## Start DATASET RECORDS

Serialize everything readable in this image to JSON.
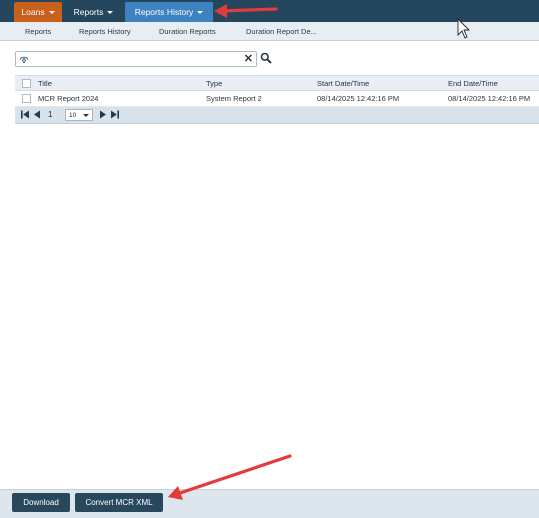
{
  "topnav": {
    "tabs": [
      {
        "label": "Loans"
      },
      {
        "label": "Reports"
      },
      {
        "label": "Reports History"
      }
    ]
  },
  "subnav": {
    "items": [
      {
        "label": "Reports"
      },
      {
        "label": "Reports History"
      },
      {
        "label": "Duration Reports"
      },
      {
        "label": "Duration Report De..."
      }
    ]
  },
  "search": {
    "value": "",
    "placeholder": "",
    "filter_icon": "filter-icon",
    "clear_glyph": "✕",
    "search_icon": "search-icon"
  },
  "grid": {
    "columns": [
      "Title",
      "Type",
      "Start Date/Time",
      "End Date/Time"
    ],
    "rows": [
      {
        "title": "MCR Report 2024",
        "type": "System Report 2",
        "start": "08/14/2025 12:42:16 PM",
        "end": "08/14/2025 12:42:16 PM"
      }
    ]
  },
  "pager": {
    "current_page": "1",
    "page_size": "10"
  },
  "footer": {
    "download_label": "Download",
    "convert_label": "Convert MCR XML"
  },
  "colors": {
    "nav_bg": "#25475d",
    "loans_tab": "#c9611c",
    "active_tab": "#3d82c1",
    "arrow": "#e23b3b",
    "button": "#27485d"
  }
}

## End DATASET RECORDS

* _REQUIRED TASK_
Repeat each line of the records above exactly, but do not copy the pictures.

* _WRITTEN SOLUTION_
Serialize everything readable in this image to JSON.
{
  "topnav": {
    "tabs": [
      {
        "label": "Loans"
      },
      {
        "label": "Reports"
      },
      {
        "label": "Reports History"
      }
    ]
  },
  "subnav": {
    "items": [
      {
        "label": "Reports"
      },
      {
        "label": "Reports History"
      },
      {
        "label": "Duration Reports"
      },
      {
        "label": "Duration Report De..."
      }
    ]
  },
  "search": {
    "value": "",
    "placeholder": "",
    "filter_icon": "filter-icon",
    "clear_glyph": "✕",
    "search_icon": "search-icon"
  },
  "grid": {
    "columns": [
      "Title",
      "Type",
      "Start Date/Time",
      "End Date/Time"
    ],
    "rows": [
      {
        "title": "MCR Report 2024",
        "type": "System Report 2",
        "start": "08/14/2025 12:42:16 PM",
        "end": "08/14/2025 12:42:16 PM"
      }
    ]
  },
  "pager": {
    "current_page": "1",
    "page_size": "10"
  },
  "footer": {
    "download_label": "Download",
    "convert_label": "Convert MCR XML"
  },
  "colors": {
    "nav_bg": "#25475d",
    "loans_tab": "#c9611c",
    "active_tab": "#3d82c1",
    "arrow": "#e23b3b",
    "button": "#27485d"
  }
}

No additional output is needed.